▶ **WORK TO BE COMPLETED**:
Restate each entry word for word, leaving nothing out.
### DATA
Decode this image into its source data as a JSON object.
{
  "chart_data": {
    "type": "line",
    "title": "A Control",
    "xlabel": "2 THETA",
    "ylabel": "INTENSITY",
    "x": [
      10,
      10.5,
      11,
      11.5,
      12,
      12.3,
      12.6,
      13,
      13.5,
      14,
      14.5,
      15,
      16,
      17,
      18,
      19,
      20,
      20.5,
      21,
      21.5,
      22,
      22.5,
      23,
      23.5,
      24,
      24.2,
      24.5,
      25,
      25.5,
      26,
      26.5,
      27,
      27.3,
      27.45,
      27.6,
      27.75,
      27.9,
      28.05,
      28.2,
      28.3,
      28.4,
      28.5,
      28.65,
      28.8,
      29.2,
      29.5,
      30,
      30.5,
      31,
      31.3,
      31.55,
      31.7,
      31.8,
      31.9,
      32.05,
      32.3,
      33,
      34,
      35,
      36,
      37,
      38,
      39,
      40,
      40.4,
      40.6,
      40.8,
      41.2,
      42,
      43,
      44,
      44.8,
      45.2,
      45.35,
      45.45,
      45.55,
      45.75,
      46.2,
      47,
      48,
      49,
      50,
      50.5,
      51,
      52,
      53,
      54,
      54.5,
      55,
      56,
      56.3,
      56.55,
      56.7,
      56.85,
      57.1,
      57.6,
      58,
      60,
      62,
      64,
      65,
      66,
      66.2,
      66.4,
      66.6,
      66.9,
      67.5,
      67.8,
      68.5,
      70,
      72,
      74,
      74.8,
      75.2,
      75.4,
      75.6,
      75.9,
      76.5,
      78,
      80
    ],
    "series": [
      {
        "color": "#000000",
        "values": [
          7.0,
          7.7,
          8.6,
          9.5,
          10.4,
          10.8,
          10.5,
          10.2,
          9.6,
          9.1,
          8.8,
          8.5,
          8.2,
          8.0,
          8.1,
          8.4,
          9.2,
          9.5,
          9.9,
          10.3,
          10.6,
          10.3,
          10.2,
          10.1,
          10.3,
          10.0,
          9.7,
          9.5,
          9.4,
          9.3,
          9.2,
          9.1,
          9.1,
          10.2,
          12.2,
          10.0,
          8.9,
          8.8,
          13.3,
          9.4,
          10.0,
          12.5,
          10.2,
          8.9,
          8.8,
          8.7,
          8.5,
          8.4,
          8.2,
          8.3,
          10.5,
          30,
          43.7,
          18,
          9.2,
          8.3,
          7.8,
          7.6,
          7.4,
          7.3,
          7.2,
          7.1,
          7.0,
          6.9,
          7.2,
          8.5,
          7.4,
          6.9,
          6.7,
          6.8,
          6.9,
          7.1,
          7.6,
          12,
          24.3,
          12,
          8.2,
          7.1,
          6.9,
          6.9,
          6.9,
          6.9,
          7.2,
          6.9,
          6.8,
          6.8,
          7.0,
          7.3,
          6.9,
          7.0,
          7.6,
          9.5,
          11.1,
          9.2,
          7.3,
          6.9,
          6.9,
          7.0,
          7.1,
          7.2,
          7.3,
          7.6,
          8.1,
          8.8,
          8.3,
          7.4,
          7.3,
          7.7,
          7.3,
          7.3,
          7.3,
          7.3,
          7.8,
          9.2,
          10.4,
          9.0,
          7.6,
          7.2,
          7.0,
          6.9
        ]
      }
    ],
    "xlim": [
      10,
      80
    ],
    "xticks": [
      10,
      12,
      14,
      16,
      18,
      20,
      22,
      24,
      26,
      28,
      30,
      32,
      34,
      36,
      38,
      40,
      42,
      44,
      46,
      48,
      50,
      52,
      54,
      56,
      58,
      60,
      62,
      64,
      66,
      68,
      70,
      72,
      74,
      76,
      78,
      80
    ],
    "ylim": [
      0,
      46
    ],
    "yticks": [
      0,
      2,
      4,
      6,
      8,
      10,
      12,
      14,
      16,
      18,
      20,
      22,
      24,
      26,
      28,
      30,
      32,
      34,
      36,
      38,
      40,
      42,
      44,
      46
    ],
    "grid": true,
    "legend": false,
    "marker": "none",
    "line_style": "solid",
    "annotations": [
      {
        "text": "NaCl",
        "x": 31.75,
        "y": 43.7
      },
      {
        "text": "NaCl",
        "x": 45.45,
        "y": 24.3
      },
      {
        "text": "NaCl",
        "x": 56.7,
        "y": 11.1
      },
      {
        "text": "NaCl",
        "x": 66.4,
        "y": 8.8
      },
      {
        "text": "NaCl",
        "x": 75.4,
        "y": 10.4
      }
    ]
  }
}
######
▶ **EXERCISE ANSWER**:
Decode this image into its source data as a JSON object.
{
  "chart_data": {
    "type": "line",
    "title": "A Control",
    "xlabel": "2 THETA",
    "ylabel": "INTENSITY",
    "x": [
      10,
      10.5,
      11,
      11.5,
      12,
      12.3,
      12.6,
      13,
      13.5,
      14,
      14.5,
      15,
      16,
      17,
      18,
      19,
      20,
      20.5,
      21,
      21.5,
      22,
      22.5,
      23,
      23.5,
      24,
      24.2,
      24.5,
      25,
      25.5,
      26,
      26.5,
      27,
      27.3,
      27.45,
      27.6,
      27.75,
      27.9,
      28.05,
      28.2,
      28.3,
      28.4,
      28.5,
      28.65,
      28.8,
      29.2,
      29.5,
      30,
      30.5,
      31,
      31.3,
      31.55,
      31.7,
      31.8,
      31.9,
      32.05,
      32.3,
      33,
      34,
      35,
      36,
      37,
      38,
      39,
      40,
      40.4,
      40.6,
      40.8,
      41.2,
      42,
      43,
      44,
      44.8,
      45.2,
      45.35,
      45.45,
      45.55,
      45.75,
      46.2,
      47,
      48,
      49,
      50,
      50.5,
      51,
      52,
      53,
      54,
      54.5,
      55,
      56,
      56.3,
      56.55,
      56.7,
      56.85,
      57.1,
      57.6,
      58,
      60,
      62,
      64,
      65,
      66,
      66.2,
      66.4,
      66.6,
      66.9,
      67.5,
      67.8,
      68.5,
      70,
      72,
      74,
      74.8,
      75.2,
      75.4,
      75.6,
      75.9,
      76.5,
      78,
      80
    ],
    "series": [
      {
        "color": "#000000",
        "values": [
          7.0,
          7.7,
          8.6,
          9.5,
          10.4,
          10.8,
          10.5,
          10.2,
          9.6,
          9.1,
          8.8,
          8.5,
          8.2,
          8.0,
          8.1,
          8.4,
          9.2,
          9.5,
          9.9,
          10.3,
          10.6,
          10.3,
          10.2,
          10.1,
          10.3,
          10.0,
          9.7,
          9.5,
          9.4,
          9.3,
          9.2,
          9.1,
          9.1,
          10.2,
          12.2,
          10.0,
          8.9,
          8.8,
          13.3,
          9.4,
          10.0,
          12.5,
          10.2,
          8.9,
          8.8,
          8.7,
          8.5,
          8.4,
          8.2,
          8.3,
          10.5,
          30,
          43.7,
          18,
          9.2,
          8.3,
          7.8,
          7.6,
          7.4,
          7.3,
          7.2,
          7.1,
          7.0,
          6.9,
          7.2,
          8.5,
          7.4,
          6.9,
          6.7,
          6.8,
          6.9,
          7.1,
          7.6,
          12,
          24.3,
          12,
          8.2,
          7.1,
          6.9,
          6.9,
          6.9,
          6.9,
          7.2,
          6.9,
          6.8,
          6.8,
          7.0,
          7.3,
          6.9,
          7.0,
          7.6,
          9.5,
          11.1,
          9.2,
          7.3,
          6.9,
          6.9,
          7.0,
          7.1,
          7.2,
          7.3,
          7.6,
          8.1,
          8.8,
          8.3,
          7.4,
          7.3,
          7.7,
          7.3,
          7.3,
          7.3,
          7.3,
          7.8,
          9.2,
          10.4,
          9.0,
          7.6,
          7.2,
          7.0,
          6.9
        ]
      }
    ],
    "xlim": [
      10,
      80
    ],
    "xticks": [
      10,
      12,
      14,
      16,
      18,
      20,
      22,
      24,
      26,
      28,
      30,
      32,
      34,
      36,
      38,
      40,
      42,
      44,
      46,
      48,
      50,
      52,
      54,
      56,
      58,
      60,
      62,
      64,
      66,
      68,
      70,
      72,
      74,
      76,
      78,
      80
    ],
    "ylim": [
      0,
      46
    ],
    "yticks": [
      0,
      2,
      4,
      6,
      8,
      10,
      12,
      14,
      16,
      18,
      20,
      22,
      24,
      26,
      28,
      30,
      32,
      34,
      36,
      38,
      40,
      42,
      44,
      46
    ],
    "grid": true,
    "legend": false,
    "marker": "none",
    "line_style": "solid",
    "annotations": [
      {
        "text": "NaCl",
        "x": 31.75,
        "y": 43.7
      },
      {
        "text": "NaCl",
        "x": 45.45,
        "y": 24.3
      },
      {
        "text": "NaCl",
        "x": 56.7,
        "y": 11.1
      },
      {
        "text": "NaCl",
        "x": 66.4,
        "y": 8.8
      },
      {
        "text": "NaCl",
        "x": 75.4,
        "y": 10.4
      }
    ]
  }
}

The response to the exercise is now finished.